--- START OF Raw records ---

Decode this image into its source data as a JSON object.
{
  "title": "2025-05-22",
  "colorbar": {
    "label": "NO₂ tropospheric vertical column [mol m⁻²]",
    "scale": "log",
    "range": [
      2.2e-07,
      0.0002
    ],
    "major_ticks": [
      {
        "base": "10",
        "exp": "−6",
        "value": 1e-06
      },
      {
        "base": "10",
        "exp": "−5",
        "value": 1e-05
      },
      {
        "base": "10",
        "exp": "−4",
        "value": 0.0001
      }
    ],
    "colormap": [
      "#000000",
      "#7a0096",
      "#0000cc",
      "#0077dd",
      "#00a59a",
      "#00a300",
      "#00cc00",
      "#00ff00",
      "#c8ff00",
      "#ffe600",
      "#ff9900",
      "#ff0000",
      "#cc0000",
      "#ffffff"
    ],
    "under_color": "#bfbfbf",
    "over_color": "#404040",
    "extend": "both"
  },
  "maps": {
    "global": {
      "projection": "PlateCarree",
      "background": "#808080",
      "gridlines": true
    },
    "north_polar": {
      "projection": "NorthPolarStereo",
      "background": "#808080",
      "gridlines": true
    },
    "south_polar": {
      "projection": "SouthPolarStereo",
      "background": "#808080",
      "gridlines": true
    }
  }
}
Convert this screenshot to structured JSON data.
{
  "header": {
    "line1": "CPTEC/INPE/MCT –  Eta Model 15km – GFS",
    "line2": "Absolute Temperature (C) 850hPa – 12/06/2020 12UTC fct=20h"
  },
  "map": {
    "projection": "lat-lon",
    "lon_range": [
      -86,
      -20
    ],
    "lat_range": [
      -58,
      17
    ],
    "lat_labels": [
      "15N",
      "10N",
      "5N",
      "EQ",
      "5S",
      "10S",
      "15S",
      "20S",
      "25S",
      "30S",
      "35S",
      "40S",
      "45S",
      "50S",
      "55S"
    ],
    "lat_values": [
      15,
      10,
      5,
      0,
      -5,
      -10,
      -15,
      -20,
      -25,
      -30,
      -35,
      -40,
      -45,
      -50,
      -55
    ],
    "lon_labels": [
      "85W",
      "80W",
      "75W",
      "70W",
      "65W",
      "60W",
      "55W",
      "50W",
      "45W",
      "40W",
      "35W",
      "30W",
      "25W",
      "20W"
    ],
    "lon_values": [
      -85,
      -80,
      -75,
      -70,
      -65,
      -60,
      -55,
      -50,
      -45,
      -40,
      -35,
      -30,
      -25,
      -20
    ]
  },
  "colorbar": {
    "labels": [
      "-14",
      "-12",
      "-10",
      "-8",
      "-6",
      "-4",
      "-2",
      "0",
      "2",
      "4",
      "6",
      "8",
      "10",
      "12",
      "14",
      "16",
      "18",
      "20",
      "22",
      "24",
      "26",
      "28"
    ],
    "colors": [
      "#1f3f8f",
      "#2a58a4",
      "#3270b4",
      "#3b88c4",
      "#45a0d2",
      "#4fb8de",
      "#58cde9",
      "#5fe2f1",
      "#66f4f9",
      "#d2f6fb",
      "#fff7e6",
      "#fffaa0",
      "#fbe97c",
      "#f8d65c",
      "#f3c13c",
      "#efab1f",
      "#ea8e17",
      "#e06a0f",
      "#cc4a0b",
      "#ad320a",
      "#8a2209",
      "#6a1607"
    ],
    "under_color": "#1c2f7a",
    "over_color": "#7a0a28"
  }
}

--- END OF Raw records ---

*Description of the task*
Without omitting anything, output the entries exactly.

*Result of the exercise*
Decode this image into its source data as a JSON object.
{
  "title": "2025-05-22",
  "colorbar": {
    "label": "NO₂ tropospheric vertical column [mol m⁻²]",
    "scale": "log",
    "range": [
      2.2e-07,
      0.0002
    ],
    "major_ticks": [
      {
        "base": "10",
        "exp": "−6",
        "value": 1e-06
      },
      {
        "base": "10",
        "exp": "−5",
        "value": 1e-05
      },
      {
        "base": "10",
        "exp": "−4",
        "value": 0.0001
      }
    ],
    "colormap": [
      "#000000",
      "#7a0096",
      "#0000cc",
      "#0077dd",
      "#00a59a",
      "#00a300",
      "#00cc00",
      "#00ff00",
      "#c8ff00",
      "#ffe600",
      "#ff9900",
      "#ff0000",
      "#cc0000",
      "#ffffff"
    ],
    "under_color": "#bfbfbf",
    "over_color": "#404040",
    "extend": "both"
  },
  "maps": {
    "global": {
      "projection": "PlateCarree",
      "background": "#808080",
      "gridlines": true
    },
    "north_polar": {
      "projection": "NorthPolarStereo",
      "background": "#808080",
      "gridlines": true
    },
    "south_polar": {
      "projection": "SouthPolarStereo",
      "background": "#808080",
      "gridlines": true
    }
  }
}
Convert this screenshot to structured JSON data.
{
  "header": {
    "line1": "CPTEC/INPE/MCT –  Eta Model 15km – GFS",
    "line2": "Absolute Temperature (C) 850hPa – 12/06/2020 12UTC fct=20h"
  },
  "map": {
    "projection": "lat-lon",
    "lon_range": [
      -86,
      -20
    ],
    "lat_range": [
      -58,
      17
    ],
    "lat_labels": [
      "15N",
      "10N",
      "5N",
      "EQ",
      "5S",
      "10S",
      "15S",
      "20S",
      "25S",
      "30S",
      "35S",
      "40S",
      "45S",
      "50S",
      "55S"
    ],
    "lat_values": [
      15,
      10,
      5,
      0,
      -5,
      -10,
      -15,
      -20,
      -25,
      -30,
      -35,
      -40,
      -45,
      -50,
      -55
    ],
    "lon_labels": [
      "85W",
      "80W",
      "75W",
      "70W",
      "65W",
      "60W",
      "55W",
      "50W",
      "45W",
      "40W",
      "35W",
      "30W",
      "25W",
      "20W"
    ],
    "lon_values": [
      -85,
      -80,
      -75,
      -70,
      -65,
      -60,
      -55,
      -50,
      -45,
      -40,
      -35,
      -30,
      -25,
      -20
    ]
  },
  "colorbar": {
    "labels": [
      "-14",
      "-12",
      "-10",
      "-8",
      "-6",
      "-4",
      "-2",
      "0",
      "2",
      "4",
      "6",
      "8",
      "10",
      "12",
      "14",
      "16",
      "18",
      "20",
      "22",
      "24",
      "26",
      "28"
    ],
    "colors": [
      "#1f3f8f",
      "#2a58a4",
      "#3270b4",
      "#3b88c4",
      "#45a0d2",
      "#4fb8de",
      "#58cde9",
      "#5fe2f1",
      "#66f4f9",
      "#d2f6fb",
      "#fff7e6",
      "#fffaa0",
      "#fbe97c",
      "#f8d65c",
      "#f3c13c",
      "#efab1f",
      "#ea8e17",
      "#e06a0f",
      "#cc4a0b",
      "#ad320a",
      "#8a2209",
      "#6a1607"
    ],
    "under_color": "#1c2f7a",
    "over_color": "#7a0a28"
  }
}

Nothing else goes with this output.